→ Stated problem: Please copy out verbatim the rows from the one containing "bullet-text-run: весомометров Это" through the one containing "bullet-text-run: , т.е.", both of them included.

→ Records shown:

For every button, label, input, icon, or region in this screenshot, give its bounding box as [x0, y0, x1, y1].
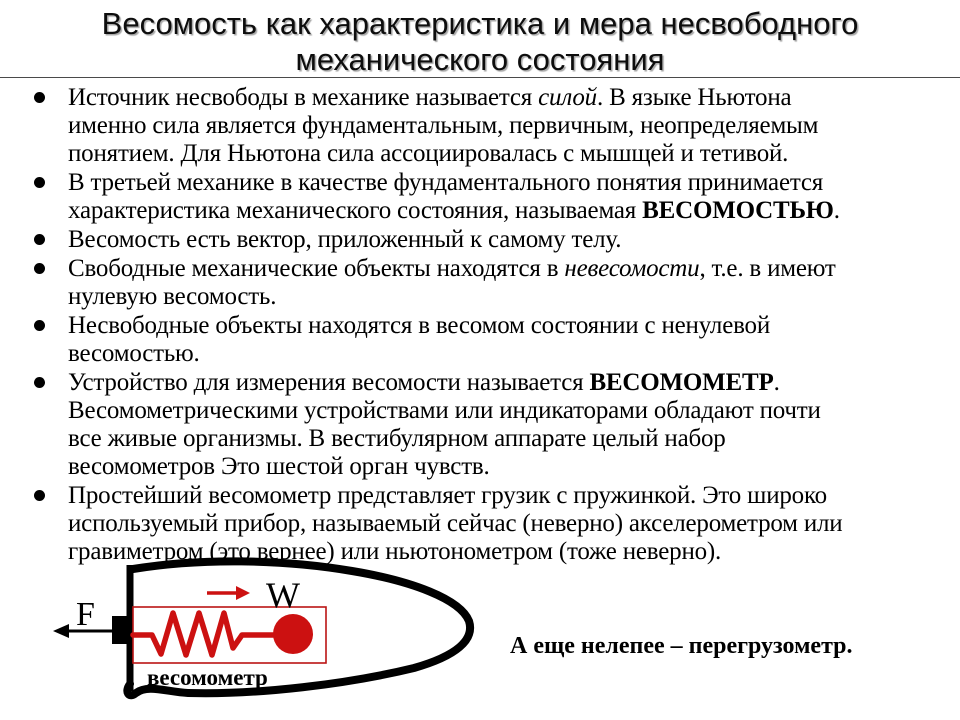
bullet-text-run: весомометров Это шестой орган чувств. [68, 453, 490, 480]
bullet-text-run: Весомость есть вектор, приложенный к самому телу. [68, 226, 622, 253]
title-divider [0, 77, 960, 78]
slide-title-line-2: механического состояния [295, 42, 665, 77]
bullet-text-run: весомостью. [68, 340, 200, 367]
bullet-text-run: Весомометрическими устройствами или индикаторами обладают почти [68, 397, 821, 424]
bullet-text-run: Устройство для измерения весомости называется [68, 369, 590, 396]
bullet-text-run: нулевую весомость. [68, 283, 277, 310]
bullet-list [30, 84, 945, 567]
bullet-text-run: Источник несвободы в механике называется [68, 84, 539, 111]
bullet-text-run: Свободные механические объекты находятся в [68, 255, 565, 282]
bullet-text-run: Несвободные объекты находятся в весомом состоянии с ненулевой [68, 312, 771, 339]
spring-zigzag [133, 613, 274, 655]
bullet-text-run: . В языке Ньютона [596, 84, 792, 111]
bullet-item [30, 169, 945, 225]
bullet-item [30, 84, 945, 168]
bullet-text-run: используемый прибор, называемый сейчас (неверно) акселерометром или [68, 510, 843, 537]
bullet-text-run: , т.е. в имеют [699, 255, 836, 282]
slide-title-line-1: Весомость как характеристика и мера несвободного [101, 6, 859, 41]
bullet-item [30, 482, 945, 566]
force-label: F [76, 596, 95, 633]
device-label: весомометр [147, 665, 268, 690]
bullet-text-run: гравиметром (это вернее) или ньютонометром (тоже неверно). [68, 538, 722, 565]
bullet-text-run: все живые организмы. В вестибулярном аппарате целый набор [68, 425, 726, 452]
weight-arrowhead [236, 586, 250, 600]
bullet-text-run: характеристика механического состояния, называемая [68, 197, 643, 224]
bullet-text-run: . [773, 369, 780, 396]
bullet-item [30, 226, 945, 254]
bullet-text-run: невесомости [564, 255, 700, 282]
bullet-text-run: ВЕСОМОМЕТР [589, 369, 774, 396]
bullet-item [30, 369, 945, 481]
slide-title [0, 6, 960, 78]
bottom-caption: А еще нелепее – перегрузометр. [510, 633, 853, 659]
bullet-text-run: именно сила является фундаментальным, первичным, неопределяемым [68, 112, 819, 139]
bullet-text-run: Простейший весомометр представляет грузик с пружинкой. Это широко [68, 482, 827, 509]
anchor-square [112, 616, 130, 644]
bullet-item [30, 255, 945, 311]
weight-ball [273, 614, 313, 654]
force-arrowhead [53, 624, 69, 638]
bullet-item [30, 312, 945, 368]
weight-label: W [266, 575, 300, 615]
bullet-text-run: силой [538, 84, 597, 111]
bullet-text-run: ВЕСОМОСТЬЮ [642, 197, 834, 224]
vesomometer-diagram [20, 555, 490, 720]
bullet-text-run: . [833, 197, 840, 224]
bullet-text-run: понятием. Для Ньютона сила ассоциировалась с мышщей и тетивой. [68, 140, 789, 167]
bullet-text-run: В третьей механике в качестве фундаментального понятия принимается [68, 169, 824, 196]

→ Correct result:
bullet-text-run: весомометров Это шестой орган чувств. [68, 453, 490, 480]
bullet-text-run: Весомость есть вектор, приложенный к самому телу. [68, 226, 622, 253]
title-divider [0, 77, 960, 78]
slide-title-line-2: механического состояния [295, 42, 665, 77]
bullet-text-run: весомостью. [68, 340, 200, 367]
bullet-text-run: Весомометрическими устройствами или индикаторами обладают почти [68, 397, 821, 424]
bullet-text-run: Устройство для измерения весомости называется [68, 369, 590, 396]
bullet-text-run: нулевую весомость. [68, 283, 277, 310]
bullet-list [30, 84, 945, 567]
bullet-text-run: Источник несвободы в механике называется [68, 84, 539, 111]
bullet-text-run: Свободные механические объекты находятся в [68, 255, 565, 282]
bullet-text-run: Несвободные объекты находятся в весомом состоянии с ненулевой [68, 312, 771, 339]
spring-zigzag [133, 613, 274, 655]
bullet-text-run: . В языке Ньютона [596, 84, 792, 111]
bullet-item [30, 169, 945, 225]
bullet-item [30, 84, 945, 168]
bullet-text-run: используемый прибор, называемый сейчас (неверно) акселерометром или [68, 510, 843, 537]
bullet-text-run: , т.е. в имеют [699, 255, 836, 282]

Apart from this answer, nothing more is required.